* **WHAT YOU HAVE TO DO**
Drop every picture and give the entries back exactly.

* **EXTRACTED MATERIAL**
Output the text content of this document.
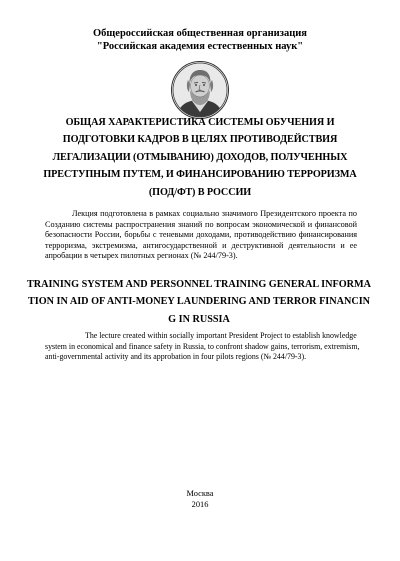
Общероссийская общественная организация
"Российская академия естественных наук"
ОБЩАЯ ХАРАКТЕРИСТИКА СИСТЕМЫ ОБУЧЕНИЯ И
ПОДГОТОВКИ КАДРОВ В ЦЕЛЯХ ПРОТИВОДЕЙСТВИЯ
ЛЕГАЛИЗАЦИИ (ОТМЫВАНИЮ) ДОХОДОВ, ПОЛУЧЕННЫХ
ПРЕСТУПНЫМ ПУТЕМ, И ФИНАНСИРОВАНИЮ ТЕРРОРИЗМА
(ПОД/ФТ) В РОССИИ
Лекция подготовлена в рамках социально значимого Президентского проекта по
Созданию системы распространения знаний по вопросам экономической и финансовой
безопасности России, борьбы с теневыми доходами, противодействию финансирования
терроризма, экстремизма, антигосударственной и деструктивной деятельности и ее
апробации в четырех пилотных регионах (№ 244/79-3).
TRAINING SYSTEM AND PERSONNEL TRAINING GENERAL INFORMA
TION IN AID OF ANTI-MONEY LAUNDERING AND TERROR FINANCIN
G IN RUSSIA
The lecture created within socially important President Project to establish knowledge
system in economical and finance safety in Russia, to confront shadow gains, terrorism, extremism,
anti-governmental activity and its approbation in four pilots regions (№ 244/79-3).
Москва
2016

* **RIGHT ANSWER**
Output the text content of this document.
Общероссийская общественная организация
"Российская академия естественных наук"
ОБЩАЯ ХАРАКТЕРИСТИКА СИСТЕМЫ ОБУЧЕНИЯ И
ПОДГОТОВКИ КАДРОВ В ЦЕЛЯХ ПРОТИВОДЕЙСТВИЯ
ЛЕГАЛИЗАЦИИ (ОТМЫВАНИЮ) ДОХОДОВ, ПОЛУЧЕННЫХ
ПРЕСТУПНЫМ ПУТЕМ, И ФИНАНСИРОВАНИЮ ТЕРРОРИЗМА
(ПОД/ФТ) В РОССИИ
Лекция подготовлена в рамках социально значимого Президентского проекта по
Созданию системы распространения знаний по вопросам экономической и финансовой
безопасности России, борьбы с теневыми доходами, противодействию финансирования
терроризма, экстремизма, антигосударственной и деструктивной деятельности и ее
апробации в четырех пилотных регионах (№ 244/79-3).
TRAINING SYSTEM AND PERSONNEL TRAINING GENERAL INFORMA
TION IN AID OF ANTI-MONEY LAUNDERING AND TERROR FINANCIN
G IN RUSSIA
The lecture created within socially important President Project to establish knowledge
system in economical and finance safety in Russia, to confront shadow gains, terrorism, extremism,
anti-governmental activity and its approbation in four pilots regions (№ 244/79-3).
Москва
2016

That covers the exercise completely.